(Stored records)
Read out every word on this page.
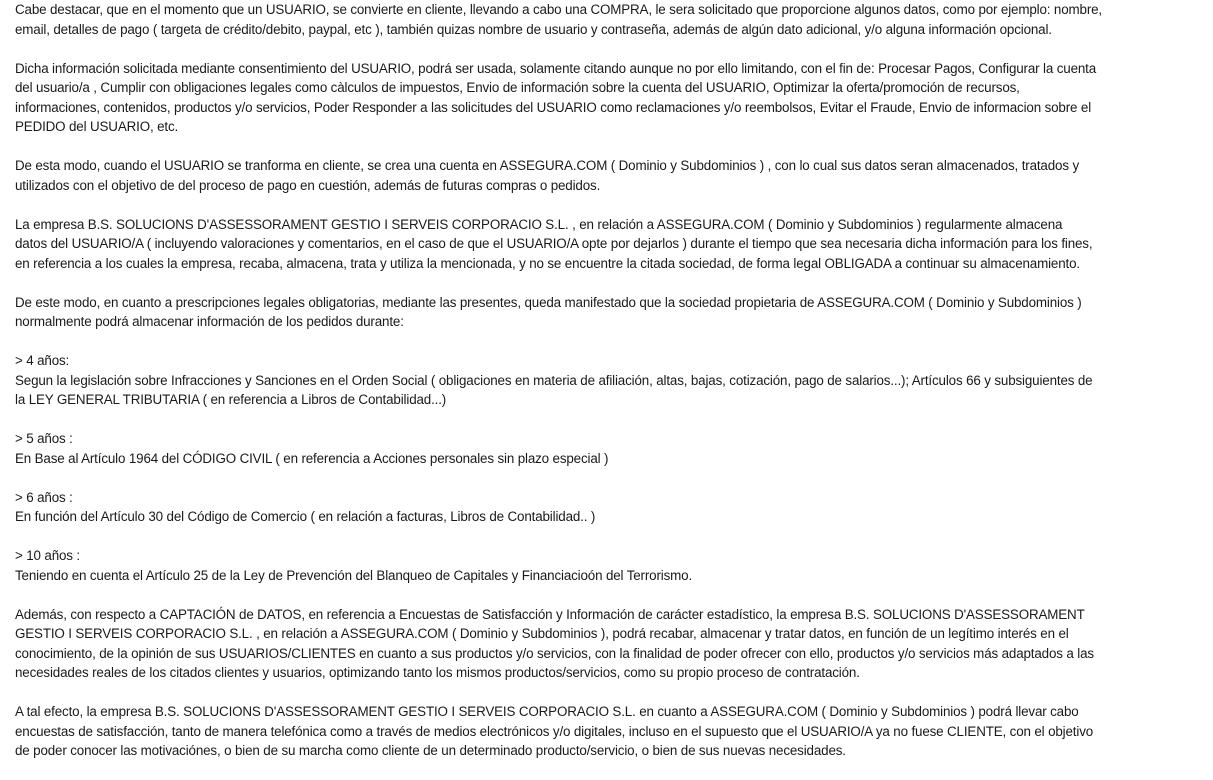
Cabe destacar, que en el momento que un USUARIO, se convierte en cliente, llevando a cabo una COMPRA, le sera solicitado que proporcione algunos datos, como por ejemplo: nombre,
email, detalles de pago ( targeta de crédito/debito, paypal, etc ), también quizas nombre de usuario y contraseña, además de algún dato adicional, y/o alguna información opcional.

Dicha información solicitada mediante consentimiento del USUARIO, podrá ser usada, solamente citando aunque no por ello limitando, con el fin de: Procesar Pagos, Configurar la cuenta
del usuario/a , Cumplir con obligaciones legales como càlculos de impuestos, Envio de información sobre la cuenta del USUARIO, Optimizar la oferta/promoción de recursos,
informaciones, contenidos, productos y/o servicios, Poder Responder a las solicitudes del USUARIO como reclamaciones y/o reembolsos, Evitar el Fraude, Envio de informacion sobre el
PEDIDO del USUARIO, etc.

De esta modo, cuando el USUARIO se tranforma en cliente, se crea una cuenta en ASSEGURA.COM ( Dominio y Subdominios ) , con lo cual sus datos seran almacenados, tratados y
utilizados con el objetivo de del proceso de pago en cuestión, además de futuras compras o pedidos.

La empresa B.S. SOLUCIONS D'ASSESSORAMENT GESTIO I SERVEIS CORPORACIO S.L. , en relación a ASSEGURA.COM ( Dominio y Subdominios ) regularmente almacena
datos del USUARIO/A ( incluyendo valoraciones y comentarios, en el caso de que el USUARIO/A opte por dejarlos ) durante el tiempo que sea necesaria dicha información para los fines,
en referencia a los cuales la empresa, recaba, almacena, trata y utiliza la mencionada, y no se encuentre la citada sociedad, de forma legal OBLIGADA a continuar su almacenamiento.

De este modo, en cuanto a prescripciones legales obligatorias, mediante las presentes, queda manifestado que la sociedad propietaria de ASSEGURA.COM ( Dominio y Subdominios )
normalmente podrá almacenar información de los pedidos durante:

> 4 años:
Segun la legislación sobre Infracciones y Sanciones en el Orden Social ( obligaciones en materia de afiliación, altas, bajas, cotización, pago de salarios...); Artículos 66 y subsiguientes de
la LEY GENERAL TRIBUTARIA ( en referencia a Libros de Contabilidad...)

> 5 años :
En Base al Artículo 1964 del CÓDIGO CIVIL ( en referencia a Acciones personales sin plazo especial )

> 6 años :
En función del Artículo 30 del Código de Comercio ( en relación a facturas, Libros de Contabilidad.. )

> 10 años :
Teniendo en cuenta el Artículo 25 de la Ley de Prevención del Blanqueo de Capitales y Financiacioón del Terrorismo.

Además, con respecto a CAPTACIÓN de DATOS, en referencia a Encuestas de Satisfacción y Información de carácter estadístico, la empresa B.S. SOLUCIONS D'ASSESSORAMENT
GESTIO I SERVEIS CORPORACIO S.L. , en relación a ASSEGURA.COM ( Dominio y Subdominios ), podrá recabar, almacenar y tratar datos, en función de un legítimo interés en el
conocimiento, de la opinión de sus USUARIOS/CLIENTES en cuanto a sus productos y/o servicios, con la finalidad de poder ofrecer con ello, productos y/o servicios más adaptados a las
necesidades reales de los citados clientes y usuarios, optimizando tanto los mismos productos/servicios, como su propio proceso de contratación.

A tal efecto, la empresa B.S. SOLUCIONS D'ASSESSORAMENT GESTIO I SERVEIS CORPORACIO S.L. en cuanto a ASSEGURA.COM ( Dominio y Subdominios ) podrá llevar cabo
encuestas de satisfacción, tanto de manera telefónica como a través de medios electrónicos y/o digitales, incluso en el supuesto que el USUARIO/A ya no fuese CLIENTE, con el objetivo
de poder conocer las motivaciónes, o bien de su marcha como cliente de un determinado producto/servicio, o bien de sus nuevas necesidades.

▶ _What to produce_
Every entry must be written out exactly, with all pictures left out.

▶ _Output for this task_
Read out every word on this page.
Cabe destacar, que en el momento que un USUARIO, se convierte en cliente, llevando a cabo una COMPRA, le sera solicitado que proporcione algunos datos, como por ejemplo: nombre,
email, detalles de pago ( targeta de crédito/debito, paypal, etc ), también quizas nombre de usuario y contraseña, además de algún dato adicional, y/o alguna información opcional.

Dicha información solicitada mediante consentimiento del USUARIO, podrá ser usada, solamente citando aunque no por ello limitando, con el fin de: Procesar Pagos, Configurar la cuenta
del usuario/a , Cumplir con obligaciones legales como càlculos de impuestos, Envio de información sobre la cuenta del USUARIO, Optimizar la oferta/promoción de recursos,
informaciones, contenidos, productos y/o servicios, Poder Responder a las solicitudes del USUARIO como reclamaciones y/o reembolsos, Evitar el Fraude, Envio de informacion sobre el
PEDIDO del USUARIO, etc.

De esta modo, cuando el USUARIO se tranforma en cliente, se crea una cuenta en ASSEGURA.COM ( Dominio y Subdominios ) , con lo cual sus datos seran almacenados, tratados y
utilizados con el objetivo de del proceso de pago en cuestión, además de futuras compras o pedidos.

La empresa B.S. SOLUCIONS D'ASSESSORAMENT GESTIO I SERVEIS CORPORACIO S.L. , en relación a ASSEGURA.COM ( Dominio y Subdominios ) regularmente almacena
datos del USUARIO/A ( incluyendo valoraciones y comentarios, en el caso de que el USUARIO/A opte por dejarlos ) durante el tiempo que sea necesaria dicha información para los fines,
en referencia a los cuales la empresa, recaba, almacena, trata y utiliza la mencionada, y no se encuentre la citada sociedad, de forma legal OBLIGADA a continuar su almacenamiento.

De este modo, en cuanto a prescripciones legales obligatorias, mediante las presentes, queda manifestado que la sociedad propietaria de ASSEGURA.COM ( Dominio y Subdominios )
normalmente podrá almacenar información de los pedidos durante:

> 4 años:
Segun la legislación sobre Infracciones y Sanciones en el Orden Social ( obligaciones en materia de afiliación, altas, bajas, cotización, pago de salarios...); Artículos 66 y subsiguientes de
la LEY GENERAL TRIBUTARIA ( en referencia a Libros de Contabilidad...)

> 5 años :
En Base al Artículo 1964 del CÓDIGO CIVIL ( en referencia a Acciones personales sin plazo especial )

> 6 años :
En función del Artículo 30 del Código de Comercio ( en relación a facturas, Libros de Contabilidad.. )

> 10 años :
Teniendo en cuenta el Artículo 25 de la Ley de Prevención del Blanqueo de Capitales y Financiacioón del Terrorismo.

Además, con respecto a CAPTACIÓN de DATOS, en referencia a Encuestas de Satisfacción y Información de carácter estadístico, la empresa B.S. SOLUCIONS D'ASSESSORAMENT
GESTIO I SERVEIS CORPORACIO S.L. , en relación a ASSEGURA.COM ( Dominio y Subdominios ), podrá recabar, almacenar y tratar datos, en función de un legítimo interés en el
conocimiento, de la opinión de sus USUARIOS/CLIENTES en cuanto a sus productos y/o servicios, con la finalidad de poder ofrecer con ello, productos y/o servicios más adaptados a las
necesidades reales de los citados clientes y usuarios, optimizando tanto los mismos productos/servicios, como su propio proceso de contratación.

A tal efecto, la empresa B.S. SOLUCIONS D'ASSESSORAMENT GESTIO I SERVEIS CORPORACIO S.L. en cuanto a ASSEGURA.COM ( Dominio y Subdominios ) podrá llevar cabo
encuestas de satisfacción, tanto de manera telefónica como a través de medios electrónicos y/o digitales, incluso en el supuesto que el USUARIO/A ya no fuese CLIENTE, con el objetivo
de poder conocer las motivaciónes, o bien de su marcha como cliente de un determinado producto/servicio, o bien de sus nuevas necesidades.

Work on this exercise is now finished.